▸ Set problem
Quote precisely the final stretch of the listing: start at the line containing "OCR this image." and stop after the last line.

▸ Data provided

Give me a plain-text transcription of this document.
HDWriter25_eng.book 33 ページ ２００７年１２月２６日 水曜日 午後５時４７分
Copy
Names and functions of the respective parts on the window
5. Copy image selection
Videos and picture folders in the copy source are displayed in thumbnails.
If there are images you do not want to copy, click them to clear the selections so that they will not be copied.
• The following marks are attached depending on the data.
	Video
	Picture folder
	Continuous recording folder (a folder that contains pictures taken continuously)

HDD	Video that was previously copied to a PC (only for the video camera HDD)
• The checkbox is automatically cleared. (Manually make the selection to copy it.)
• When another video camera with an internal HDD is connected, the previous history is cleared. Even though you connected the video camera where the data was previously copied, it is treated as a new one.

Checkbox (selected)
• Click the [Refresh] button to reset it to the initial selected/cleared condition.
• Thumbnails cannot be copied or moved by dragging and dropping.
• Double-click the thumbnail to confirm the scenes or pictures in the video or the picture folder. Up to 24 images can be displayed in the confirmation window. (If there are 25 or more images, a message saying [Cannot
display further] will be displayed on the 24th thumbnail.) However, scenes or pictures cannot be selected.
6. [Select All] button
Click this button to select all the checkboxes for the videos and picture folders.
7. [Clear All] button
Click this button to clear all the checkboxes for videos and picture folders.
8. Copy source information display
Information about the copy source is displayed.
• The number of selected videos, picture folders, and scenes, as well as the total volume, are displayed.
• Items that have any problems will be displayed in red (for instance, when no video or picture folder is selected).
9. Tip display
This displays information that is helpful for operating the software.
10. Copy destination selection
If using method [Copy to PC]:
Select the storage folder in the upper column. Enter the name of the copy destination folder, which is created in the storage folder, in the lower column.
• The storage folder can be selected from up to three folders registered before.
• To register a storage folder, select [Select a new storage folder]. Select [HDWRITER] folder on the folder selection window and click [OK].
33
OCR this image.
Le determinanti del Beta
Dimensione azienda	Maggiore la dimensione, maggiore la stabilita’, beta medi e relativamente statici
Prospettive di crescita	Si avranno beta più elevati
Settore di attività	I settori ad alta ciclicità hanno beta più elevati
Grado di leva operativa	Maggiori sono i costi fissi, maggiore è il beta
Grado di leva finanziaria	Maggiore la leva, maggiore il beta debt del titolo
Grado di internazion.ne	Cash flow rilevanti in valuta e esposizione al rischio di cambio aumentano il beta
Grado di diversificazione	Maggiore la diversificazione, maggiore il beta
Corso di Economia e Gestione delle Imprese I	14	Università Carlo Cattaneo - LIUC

▸ Expected output
OCR this image.
Le determinanti del Beta
Dimensione azienda	Maggiore la dimensione, maggiore la stabilita’, beta medi e relativamente statici
Prospettive di crescita	Si avranno beta più elevati
Settore di attività	I settori ad alta ciclicità hanno beta più elevati
Grado di leva operativa	Maggiori sono i costi fissi, maggiore è il beta
Grado di leva finanziaria	Maggiore la leva, maggiore il beta debt del titolo
Grado di internazion.ne	Cash flow rilevanti in valuta e esposizione al rischio di cambio aumentano il beta
Grado di diversificazione	Maggiore la diversificazione, maggiore il beta
Corso di Economia e Gestione delle Imprese I	14	Università Carlo Cattaneo - LIUC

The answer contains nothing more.